**WHAT NEEDS TO BE DONE**
Write the material out again exactly as it stands.

***** RECORDS FOR THE TASK *****

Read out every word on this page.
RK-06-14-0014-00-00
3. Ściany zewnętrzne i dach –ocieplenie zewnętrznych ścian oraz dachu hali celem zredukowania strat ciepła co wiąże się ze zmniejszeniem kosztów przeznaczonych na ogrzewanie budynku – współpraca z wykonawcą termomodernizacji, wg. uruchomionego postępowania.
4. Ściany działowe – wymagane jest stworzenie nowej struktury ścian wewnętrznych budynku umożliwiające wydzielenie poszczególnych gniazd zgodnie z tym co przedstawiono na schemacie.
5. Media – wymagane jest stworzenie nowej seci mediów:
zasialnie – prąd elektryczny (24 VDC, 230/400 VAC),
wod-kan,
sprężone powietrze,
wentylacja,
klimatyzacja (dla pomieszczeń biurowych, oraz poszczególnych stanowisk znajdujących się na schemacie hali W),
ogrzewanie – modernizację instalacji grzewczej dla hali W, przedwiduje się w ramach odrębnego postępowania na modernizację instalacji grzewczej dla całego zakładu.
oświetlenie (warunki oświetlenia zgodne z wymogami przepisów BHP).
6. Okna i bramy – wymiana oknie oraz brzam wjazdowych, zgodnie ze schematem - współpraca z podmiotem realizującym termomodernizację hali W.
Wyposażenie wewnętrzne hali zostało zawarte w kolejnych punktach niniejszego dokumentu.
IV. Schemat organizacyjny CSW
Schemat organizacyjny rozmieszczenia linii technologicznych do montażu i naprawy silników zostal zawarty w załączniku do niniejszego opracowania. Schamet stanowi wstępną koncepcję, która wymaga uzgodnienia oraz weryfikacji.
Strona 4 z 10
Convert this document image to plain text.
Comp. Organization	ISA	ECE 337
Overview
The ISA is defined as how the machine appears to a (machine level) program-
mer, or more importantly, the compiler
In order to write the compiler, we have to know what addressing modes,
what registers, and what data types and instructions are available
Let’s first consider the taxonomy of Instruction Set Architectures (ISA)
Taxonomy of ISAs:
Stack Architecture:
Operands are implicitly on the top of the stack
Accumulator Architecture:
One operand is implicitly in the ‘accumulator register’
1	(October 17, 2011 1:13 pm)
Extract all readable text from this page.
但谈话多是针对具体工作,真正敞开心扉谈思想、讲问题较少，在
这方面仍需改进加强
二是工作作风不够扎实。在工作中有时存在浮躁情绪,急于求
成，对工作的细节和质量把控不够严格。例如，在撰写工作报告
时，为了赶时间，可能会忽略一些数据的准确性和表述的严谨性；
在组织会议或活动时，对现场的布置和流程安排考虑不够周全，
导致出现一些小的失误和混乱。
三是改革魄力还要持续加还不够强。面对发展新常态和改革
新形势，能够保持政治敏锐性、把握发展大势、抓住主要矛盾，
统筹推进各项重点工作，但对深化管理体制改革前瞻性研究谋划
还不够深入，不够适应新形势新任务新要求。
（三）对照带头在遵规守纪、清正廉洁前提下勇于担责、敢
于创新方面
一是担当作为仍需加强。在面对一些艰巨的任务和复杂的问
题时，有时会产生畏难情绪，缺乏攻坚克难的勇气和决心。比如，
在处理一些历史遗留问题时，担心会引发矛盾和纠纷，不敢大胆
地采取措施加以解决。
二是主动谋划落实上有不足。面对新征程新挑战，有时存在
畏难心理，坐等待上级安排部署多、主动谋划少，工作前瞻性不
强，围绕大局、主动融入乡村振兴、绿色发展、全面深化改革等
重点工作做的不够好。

*****

**WORKED ANSWER**
Read out every word on this page.
RK-06-14-0014-00-00
3. Ściany zewnętrzne i dach –ocieplenie zewnętrznych ścian oraz dachu hali celem zredukowania strat ciepła co wiąże się ze zmniejszeniem kosztów przeznaczonych na ogrzewanie budynku – współpraca z wykonawcą termomodernizacji, wg. uruchomionego postępowania.
4. Ściany działowe – wymagane jest stworzenie nowej struktury ścian wewnętrznych budynku umożliwiające wydzielenie poszczególnych gniazd zgodnie z tym co przedstawiono na schemacie.
5. Media – wymagane jest stworzenie nowej seci mediów:
zasialnie – prąd elektryczny (24 VDC, 230/400 VAC),
wod-kan,
sprężone powietrze,
wentylacja,
klimatyzacja (dla pomieszczeń biurowych, oraz poszczególnych stanowisk znajdujących się na schemacie hali W),
ogrzewanie – modernizację instalacji grzewczej dla hali W, przedwiduje się w ramach odrębnego postępowania na modernizację instalacji grzewczej dla całego zakładu.
oświetlenie (warunki oświetlenia zgodne z wymogami przepisów BHP).
6. Okna i bramy – wymiana oknie oraz brzam wjazdowych, zgodnie ze schematem - współpraca z podmiotem realizującym termomodernizację hali W.
Wyposażenie wewnętrzne hali zostało zawarte w kolejnych punktach niniejszego dokumentu.
IV. Schemat organizacyjny CSW
Schemat organizacyjny rozmieszczenia linii technologicznych do montażu i naprawy silników zostal zawarty w załączniku do niniejszego opracowania. Schamet stanowi wstępną koncepcję, która wymaga uzgodnienia oraz weryfikacji.
Strona 4 z 10
Convert this document image to plain text.
Comp. Organization	ISA	ECE 337
Overview
The ISA is defined as how the machine appears to a (machine level) program-
mer, or more importantly, the compiler
In order to write the compiler, we have to know what addressing modes,
what registers, and what data types and instructions are available
Let’s first consider the taxonomy of Instruction Set Architectures (ISA)
Taxonomy of ISAs:
Stack Architecture:
Operands are implicitly on the top of the stack
Accumulator Architecture:
One operand is implicitly in the ‘accumulator register’
1	(October 17, 2011 1:13 pm)
Extract all readable text from this page.
但谈话多是针对具体工作,真正敞开心扉谈思想、讲问题较少，在
这方面仍需改进加强
二是工作作风不够扎实。在工作中有时存在浮躁情绪,急于求
成，对工作的细节和质量把控不够严格。例如，在撰写工作报告
时，为了赶时间，可能会忽略一些数据的准确性和表述的严谨性；
在组织会议或活动时，对现场的布置和流程安排考虑不够周全，
导致出现一些小的失误和混乱。
三是改革魄力还要持续加还不够强。面对发展新常态和改革
新形势，能够保持政治敏锐性、把握发展大势、抓住主要矛盾，
统筹推进各项重点工作，但对深化管理体制改革前瞻性研究谋划
还不够深入，不够适应新形势新任务新要求。
（三）对照带头在遵规守纪、清正廉洁前提下勇于担责、敢
于创新方面
一是担当作为仍需加强。在面对一些艰巨的任务和复杂的问
题时，有时会产生畏难情绪，缺乏攻坚克难的勇气和决心。比如，
在处理一些历史遗留问题时，担心会引发矛盾和纠纷，不敢大胆
地采取措施加以解决。
二是主动谋划落实上有不足。面对新征程新挑战，有时存在
畏难心理，坐等待上级安排部署多、主动谋划少，工作前瞻性不
强，围绕大局、主动融入乡村振兴、绿色发展、全面深化改革等
重点工作做的不够好。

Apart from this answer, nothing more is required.